> [Data for this task]
--

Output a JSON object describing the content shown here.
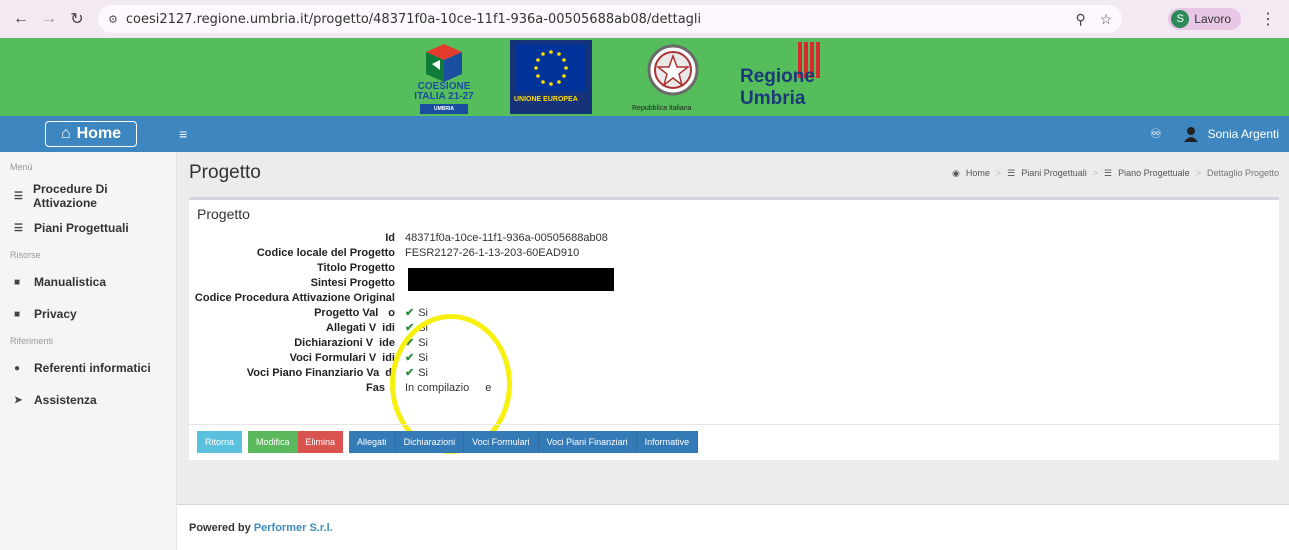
{
  "browser": {
    "url": "coesi2127.regione.umbria.it/progetto/48371f0a-10ce-11f1-936a-00505688ab08/dettagli",
    "profile_initial": "S",
    "profile_name": "Lavoro"
  },
  "banner": {
    "coesione_line1": "COESIONE",
    "coesione_line2": "ITALIA 21-27",
    "coesione_line3": "UMBRIA",
    "eu_label": "UNIONE EUROPEA",
    "repubblica_label": "Repubblica Italiana",
    "umbria_label": "Regione Umbria"
  },
  "topnav": {
    "home_label": "Home",
    "user_name": "Sonia Argenti"
  },
  "sidebar": {
    "section_menu": "Menù",
    "section_risorse": "Risorse",
    "section_riferimenti": "Riferimenti",
    "items": [
      {
        "label": "Procedure Di Attivazione"
      },
      {
        "label": "Piani Progettuali"
      },
      {
        "label": "Manualistica"
      },
      {
        "label": "Privacy"
      },
      {
        "label": "Referenti informatici"
      },
      {
        "label": "Assistenza"
      }
    ]
  },
  "page": {
    "title": "Progetto",
    "breadcrumb": [
      "Home",
      "Piani Progettuali",
      "Piano Progettuale",
      "Dettaglio Progetto"
    ],
    "box_title": "Progetto"
  },
  "details": {
    "id_label": "Id",
    "id_value": "48371f0a-10ce-11f1-936a-00505688ab08",
    "codice_label": "Codice locale del Progetto",
    "codice_value": "FESR2127-26-1-13-203-60EAD910",
    "titolo_label": "Titolo Progetto",
    "sintesi_label": "Sintesi Progetto",
    "proc_label": "Codice Procedura Attivazione Original",
    "valido_label": "Progetto Val",
    "valido_label_tail": "o",
    "valido_value": "Si",
    "allegati_label": "Allegati V",
    "allegati_label_tail": "idi",
    "allegati_value": "Si",
    "dich_label": "Dichiarazioni V",
    "dich_label_tail": "ide",
    "dich_value": "Si",
    "voci_label": "Voci Formulari V",
    "voci_label_tail": "idi",
    "voci_value": "Si",
    "piano_label": "Voci Piano Finanziario Va",
    "piano_label_tail": "di",
    "piano_value": "Si",
    "fase_label": "Fas",
    "fase_value": "In compilazio",
    "fase_value_tail": "e"
  },
  "buttons": {
    "ritorna": "Ritorna",
    "modifica": "Modifica",
    "elimina": "Elimina",
    "allegati": "Allegati",
    "dichiarazioni": "Dichiarazioni",
    "voci_formulari": "Voci Formulari",
    "voci_piani": "Voci Piani Finanziari",
    "informative": "Informative"
  },
  "footer": {
    "powered_by": "Powered by",
    "company": "Performer S.r.l."
  },
  "colors": {
    "banner_green": "#56bd5c",
    "nav_blue": "#3e86c0",
    "highlight_yellow": "#f6f00c"
  }
}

--

Every entry must be written out exactly, with all pictures left out.

Output a JSON object describing the content shown here.
{
  "browser": {
    "url": "coesi2127.regione.umbria.it/progetto/48371f0a-10ce-11f1-936a-00505688ab08/dettagli",
    "profile_initial": "S",
    "profile_name": "Lavoro"
  },
  "banner": {
    "coesione_line1": "COESIONE",
    "coesione_line2": "ITALIA 21-27",
    "coesione_line3": "UMBRIA",
    "eu_label": "UNIONE EUROPEA",
    "repubblica_label": "Repubblica Italiana",
    "umbria_label": "Regione Umbria"
  },
  "topnav": {
    "home_label": "Home",
    "user_name": "Sonia Argenti"
  },
  "sidebar": {
    "section_menu": "Menù",
    "section_risorse": "Risorse",
    "section_riferimenti": "Riferimenti",
    "items": [
      {
        "label": "Procedure Di Attivazione"
      },
      {
        "label": "Piani Progettuali"
      },
      {
        "label": "Manualistica"
      },
      {
        "label": "Privacy"
      },
      {
        "label": "Referenti informatici"
      },
      {
        "label": "Assistenza"
      }
    ]
  },
  "page": {
    "title": "Progetto",
    "breadcrumb": [
      "Home",
      "Piani Progettuali",
      "Piano Progettuale",
      "Dettaglio Progetto"
    ],
    "box_title": "Progetto"
  },
  "details": {
    "id_label": "Id",
    "id_value": "48371f0a-10ce-11f1-936a-00505688ab08",
    "codice_label": "Codice locale del Progetto",
    "codice_value": "FESR2127-26-1-13-203-60EAD910",
    "titolo_label": "Titolo Progetto",
    "sintesi_label": "Sintesi Progetto",
    "proc_label": "Codice Procedura Attivazione Original",
    "valido_label": "Progetto Val",
    "valido_label_tail": "o",
    "valido_value": "Si",
    "allegati_label": "Allegati V",
    "allegati_label_tail": "idi",
    "allegati_value": "Si",
    "dich_label": "Dichiarazioni V",
    "dich_label_tail": "ide",
    "dich_value": "Si",
    "voci_label": "Voci Formulari V",
    "voci_label_tail": "idi",
    "voci_value": "Si",
    "piano_label": "Voci Piano Finanziario Va",
    "piano_label_tail": "di",
    "piano_value": "Si",
    "fase_label": "Fas",
    "fase_value": "In compilazio",
    "fase_value_tail": "e"
  },
  "buttons": {
    "ritorna": "Ritorna",
    "modifica": "Modifica",
    "elimina": "Elimina",
    "allegati": "Allegati",
    "dichiarazioni": "Dichiarazioni",
    "voci_formulari": "Voci Formulari",
    "voci_piani": "Voci Piani Finanziari",
    "informative": "Informative"
  },
  "footer": {
    "powered_by": "Powered by",
    "company": "Performer S.r.l."
  },
  "colors": {
    "banner_green": "#56bd5c",
    "nav_blue": "#3e86c0",
    "highlight_yellow": "#f6f00c"
  }
}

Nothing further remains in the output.